Reproduce the listing word for word. Skip any image.
──────── SUPPLIED ENTRIES
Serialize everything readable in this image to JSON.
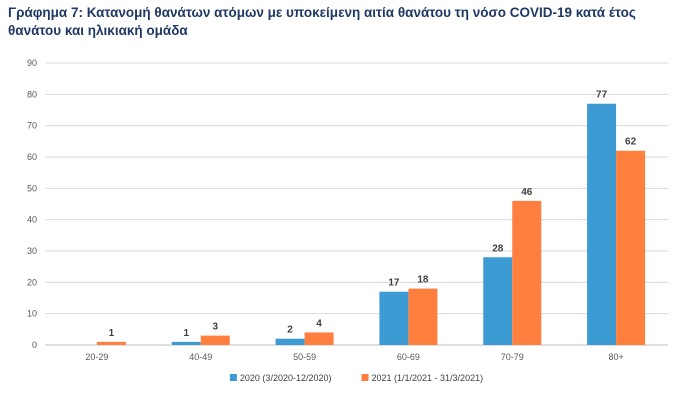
{
  "chart_data": {
    "type": "bar",
    "title": "Γράφημα 7: Κατανομή θανάτων ατόμων με υποκείμενη αιτία θανάτου τη νόσο COVID-19 κατά έτος θανάτου και ηλικιακή ομάδα",
    "categories": [
      "20-29",
      "40-49",
      "50-59",
      "60-69",
      "70-79",
      "80+"
    ],
    "series": [
      {
        "name": "2020 (3/2020-12/2020)",
        "color": "#3d9bd4",
        "values": [
          0,
          1,
          2,
          17,
          28,
          77
        ],
        "labels": [
          "",
          "1",
          "2",
          "17",
          "28",
          "77"
        ]
      },
      {
        "name": "2021 (1/1/2021 - 31/3/2021)",
        "color": "#ff7f3f",
        "values": [
          1,
          3,
          4,
          18,
          46,
          62
        ],
        "labels": [
          "1",
          "3",
          "4",
          "18",
          "46",
          "62"
        ]
      }
    ],
    "ylim": [
      0,
      90
    ],
    "yticks": [
      0,
      10,
      20,
      30,
      40,
      50,
      60,
      70,
      80,
      90
    ],
    "grid": true,
    "legend": "bottom-center",
    "xlabel": "",
    "ylabel": ""
  }
}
────────────────
§ **TASK SOLUTION**:
Serialize everything readable in this image to JSON.
{
  "chart_data": {
    "type": "bar",
    "title": "Γράφημα 7: Κατανομή θανάτων ατόμων με υποκείμενη αιτία θανάτου τη νόσο COVID-19 κατά έτος θανάτου και ηλικιακή ομάδα",
    "categories": [
      "20-29",
      "40-49",
      "50-59",
      "60-69",
      "70-79",
      "80+"
    ],
    "series": [
      {
        "name": "2020 (3/2020-12/2020)",
        "color": "#3d9bd4",
        "values": [
          0,
          1,
          2,
          17,
          28,
          77
        ],
        "labels": [
          "",
          "1",
          "2",
          "17",
          "28",
          "77"
        ]
      },
      {
        "name": "2021 (1/1/2021 - 31/3/2021)",
        "color": "#ff7f3f",
        "values": [
          1,
          3,
          4,
          18,
          46,
          62
        ],
        "labels": [
          "1",
          "3",
          "4",
          "18",
          "46",
          "62"
        ]
      }
    ],
    "ylim": [
      0,
      90
    ],
    "yticks": [
      0,
      10,
      20,
      30,
      40,
      50,
      60,
      70,
      80,
      90
    ],
    "grid": true,
    "legend": "bottom-center",
    "xlabel": "",
    "ylabel": ""
  }
}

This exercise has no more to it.